● EXERCISES TO COMPLETE:
A) Summarize the SystemDS matrix documentation in two sentences.
B) From the SystemDS matrix documentation, extract word for word everything from "Parameters:: safe –" down to "(name value pairs)".
___ TEXT EXCERPT ___
Matrix

A Matrix is represented either by an OperationNode, or the derived class Matrix. Matrices are the most fundamental objects SystemDS operates on.

Although it is possible to generate matrices with the function calls or object construction specified below, the recommended way is to use the methods defined on SystemDSContext.

Create general OperationNode

Parameters:

sds_context – The SystemDS context for performing the operations
operation – The name of the DML function to execute
unnamed_input_nodes – inputs identified by their position, not name
named_input_nodes – inputs with their respective parameter name
output_type – type of the output in DML (double, matrix etc.)
is_python_local_data – if the data is local in python e.g. Numpy arrays
number_of_outputs – If set to other value than 1 then it is expected that this operation node returns multiple values. If set remember to set the output_types value as well.
output_types – The types of output in a multi output scenario. Default is None, and means every multi output is a matrix.

abs() → Matrix

Calculate absolute.

Returns:: Matrix representing operation

acos() → Matrix

Calculate arccos.

Returns:: Matrix representing operation

asin() → Matrix

Calculate arcsin.

Returns:: Matrix representing operation

atan() → Matrix

Calculate arctan.

Returns:: Matrix representing operation

cbind(other) → Matrix: Column-wise matrix concatenation, by concatenating the second matrix as additional columns to the first matrix. :param: The other matrix to bind to the right hand side. :return: The OperationNode containing the concatenated matrices/frames.

cholesky(safe: bool = False) → Matrix

Computes the Cholesky decomposition of a symmetric, positive definite matrix

Parameters:: safe – default value is False, if flag is True additional checks to ensure that the matrix is symmetric positive definite are applied, if False, checks will be skipped
Returns:: the OperationNode representing this operation

code_line(var_name: str, unnamed_input_vars: Sequence[str], named_input_vars: Dict[str, str]) → str

Generates the DML code line equal to the intended action of this node.

Parameters:

var_name – Name of DML-variable this nodes result should be saved in
unnamed_input_vars – all strings representing the unnamed parameters
named_input_vars – all strings representing the named parameters (name value pairs)
___ AVAILABLE DATA ___
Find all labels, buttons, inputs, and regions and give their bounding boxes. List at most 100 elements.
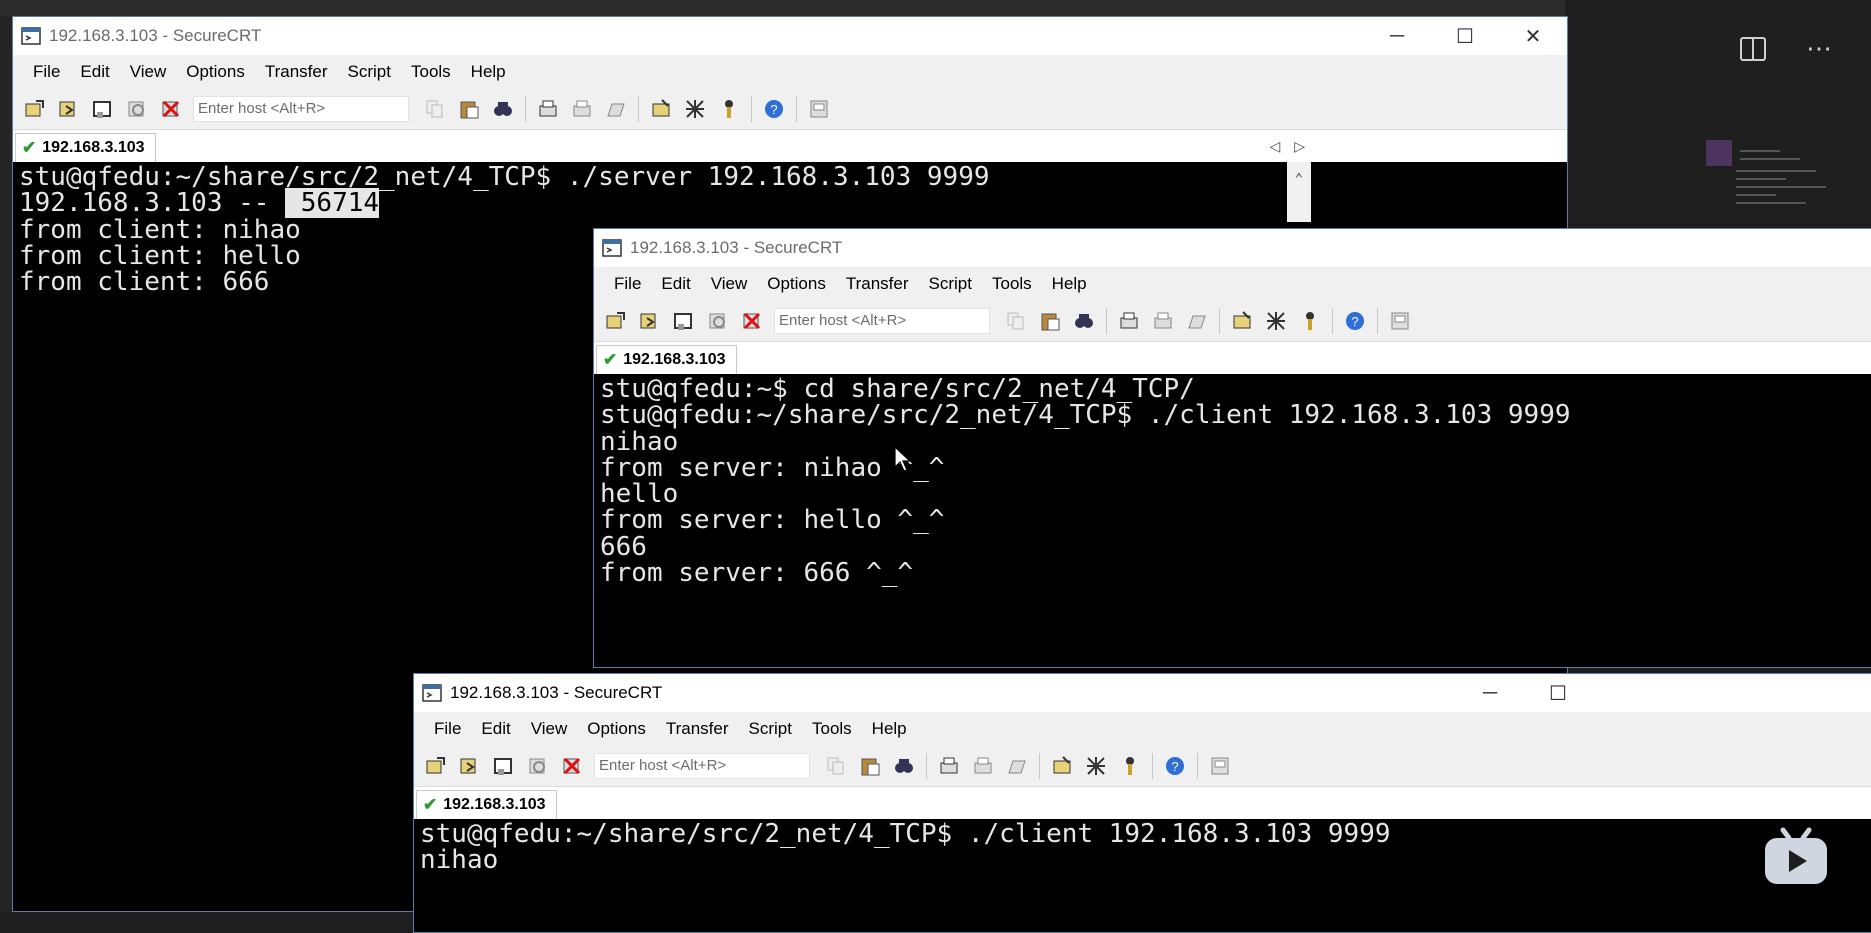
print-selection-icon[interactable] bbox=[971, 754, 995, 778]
___
● THE SOLUTIONS:
A) In SystemDS, a matrix is represented either by an OperationNode or by the derived class Matrix, and matrices are the most fundamental objects SystemDS operates on. Although matrices can be generated through function calls or object construction, the recommended way is to use the methods defined on SystemDSContext, and the text lists the parameters for creating a general OperationNode along with methods for absolute value, arccos, arcsin, arctan, column-wise concatenation, Cholesky decomposition, and generating a DML code line.

B)
Parameters:: safe – default value is False, if flag is True additional checks to ensure that the matrix is symmetric positive definite are applied, if False, checks will be skipped
Returns:: the OperationNode representing this operation

code_line(var_name: str, unnamed_input_vars: Sequence[str], named_input_vars: Dict[str, str]) → str

Generates the DML code line equal to the intended action of this node.

Parameters:

var_name – Name of DML-variable this nodes result should be saved in
unnamed_input_vars – all strings representing the unnamed parameters
named_input_vars – all strings representing the named parameters (name value pairs)